_The task_: Copy out each line below verbatim, skipping any picture.

_Extracted data entries_:
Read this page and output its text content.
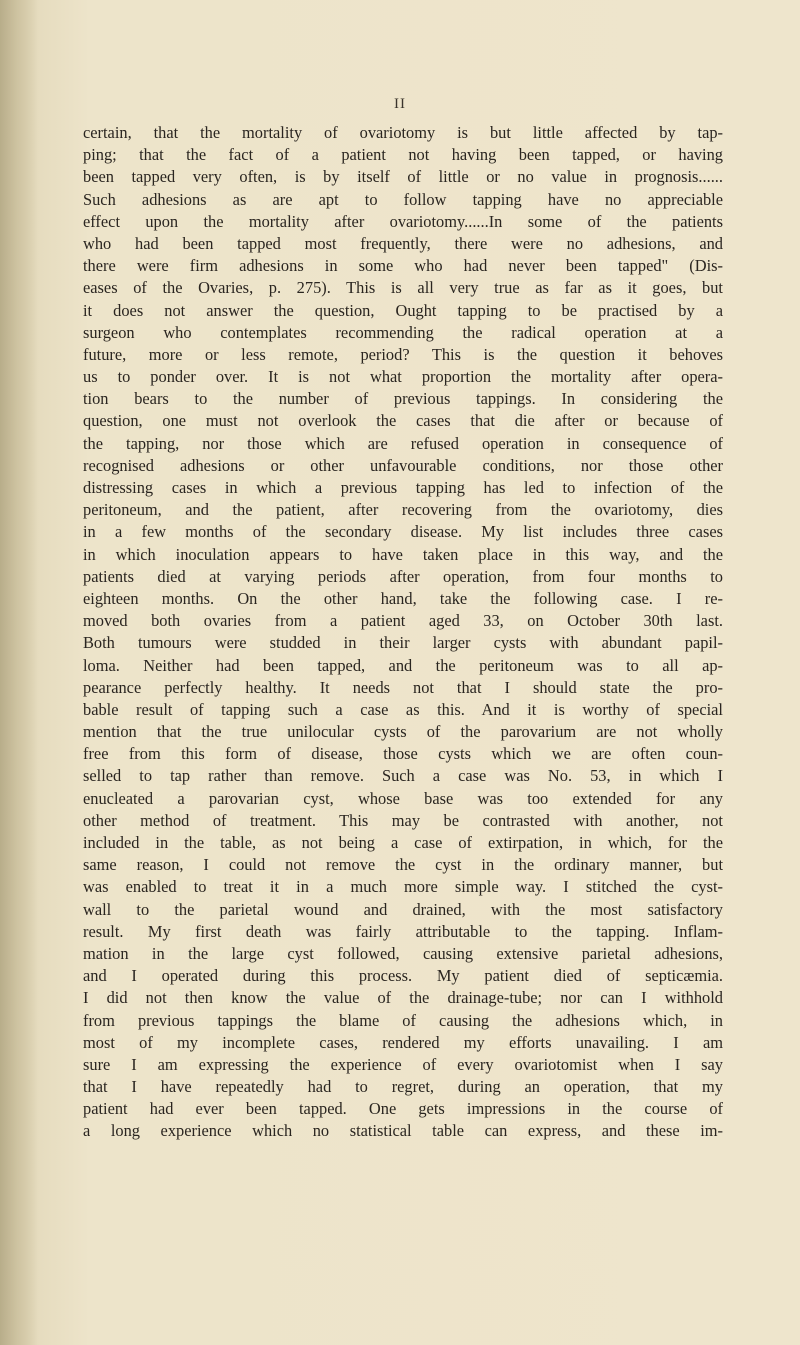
II
certain, that the mortality of ovariotomy is but little affected by tap-
ping; that the fact of a patient not having been tapped, or having
been tapped very often, is by itself of little or no value in prognosis......
Such adhesions as are apt to follow tapping have no appreciable
effect upon the mortality after ovariotomy......In some of the patients
who had been tapped most frequently, there were no adhesions, and
there were firm adhesions in some who had never been tapped" (Dis-
eases of the Ovaries, p. 275). This is all very true as far as it goes, but
it does not answer the question, Ought tapping to be practised by a
surgeon who contemplates recommending the radical operation at a
future, more or less remote, period? This is the question it behoves
us to ponder over. It is not what proportion the mortality after opera-
tion bears to the number of previous tappings. In considering the
question, one must not overlook the cases that die after or because of
the tapping, nor those which are refused operation in consequence of
recognised adhesions or other unfavourable conditions, nor those other
distressing cases in which a previous tapping has led to infection of the
peritoneum, and the patient, after recovering from the ovariotomy, dies
in a few months of the secondary disease. My list includes three cases
in which inoculation appears to have taken place in this way, and the
patients died at varying periods after operation, from four months to
eighteen months. On the other hand, take the following case. I re-
moved both ovaries from a patient aged 33, on October 30th last.
Both tumours were studded in their larger cysts with abundant papil-
loma. Neither had been tapped, and the peritoneum was to all ap-
pearance perfectly healthy. It needs not that I should state the pro-
bable result of tapping such a case as this. And it is worthy of special
mention that the true unilocular cysts of the parovarium are not wholly
free from this form of disease, those cysts which we are often coun-
selled to tap rather than remove. Such a case was No. 53, in which I
enucleated a parovarian cyst, whose base was too extended for any
other method of treatment. This may be contrasted with another, not
included in the table, as not being a case of extirpation, in which, for the
same reason, I could not remove the cyst in the ordinary manner, but
was enabled to treat it in a much more simple way. I stitched the cyst-
wall to the parietal wound and drained, with the most satisfactory
result. My first death was fairly attributable to the tapping. Inflam-
mation in the large cyst followed, causing extensive parietal adhesions,
and I operated during this process. My patient died of septicæmia.
I did not then know the value of the drainage-tube; nor can I withhold
from previous tappings the blame of causing the adhesions which, in
most of my incomplete cases, rendered my efforts unavailing. I am
sure I am expressing the experience of every ovariotomist when I say
that I have repeatedly had to regret, during an operation, that my
patient had ever been tapped. One gets impressions in the course of
a long experience which no statistical table can express, and these im-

_Solution to this exercise_:
Read this page and output its text content.
II
certain, that the mortality of ovariotomy is but little affected by tap-
ping; that the fact of a patient not having been tapped, or having
been tapped very often, is by itself of little or no value in prognosis......
Such adhesions as are apt to follow tapping have no appreciable
effect upon the mortality after ovariotomy......In some of the patients
who had been tapped most frequently, there were no adhesions, and
there were firm adhesions in some who had never been tapped" (Dis-
eases of the Ovaries, p. 275). This is all very true as far as it goes, but
it does not answer the question, Ought tapping to be practised by a
surgeon who contemplates recommending the radical operation at a
future, more or less remote, period? This is the question it behoves
us to ponder over. It is not what proportion the mortality after opera-
tion bears to the number of previous tappings. In considering the
question, one must not overlook the cases that die after or because of
the tapping, nor those which are refused operation in consequence of
recognised adhesions or other unfavourable conditions, nor those other
distressing cases in which a previous tapping has led to infection of the
peritoneum, and the patient, after recovering from the ovariotomy, dies
in a few months of the secondary disease. My list includes three cases
in which inoculation appears to have taken place in this way, and the
patients died at varying periods after operation, from four months to
eighteen months. On the other hand, take the following case. I re-
moved both ovaries from a patient aged 33, on October 30th last.
Both tumours were studded in their larger cysts with abundant papil-
loma. Neither had been tapped, and the peritoneum was to all ap-
pearance perfectly healthy. It needs not that I should state the pro-
bable result of tapping such a case as this. And it is worthy of special
mention that the true unilocular cysts of the parovarium are not wholly
free from this form of disease, those cysts which we are often coun-
selled to tap rather than remove. Such a case was No. 53, in which I
enucleated a parovarian cyst, whose base was too extended for any
other method of treatment. This may be contrasted with another, not
included in the table, as not being a case of extirpation, in which, for the
same reason, I could not remove the cyst in the ordinary manner, but
was enabled to treat it in a much more simple way. I stitched the cyst-
wall to the parietal wound and drained, with the most satisfactory
result. My first death was fairly attributable to the tapping. Inflam-
mation in the large cyst followed, causing extensive parietal adhesions,
and I operated during this process. My patient died of septicæmia.
I did not then know the value of the drainage-tube; nor can I withhold
from previous tappings the blame of causing the adhesions which, in
most of my incomplete cases, rendered my efforts unavailing. I am
sure I am expressing the experience of every ovariotomist when I say
that I have repeatedly had to regret, during an operation, that my
patient had ever been tapped. One gets impressions in the course of
a long experience which no statistical table can express, and these im-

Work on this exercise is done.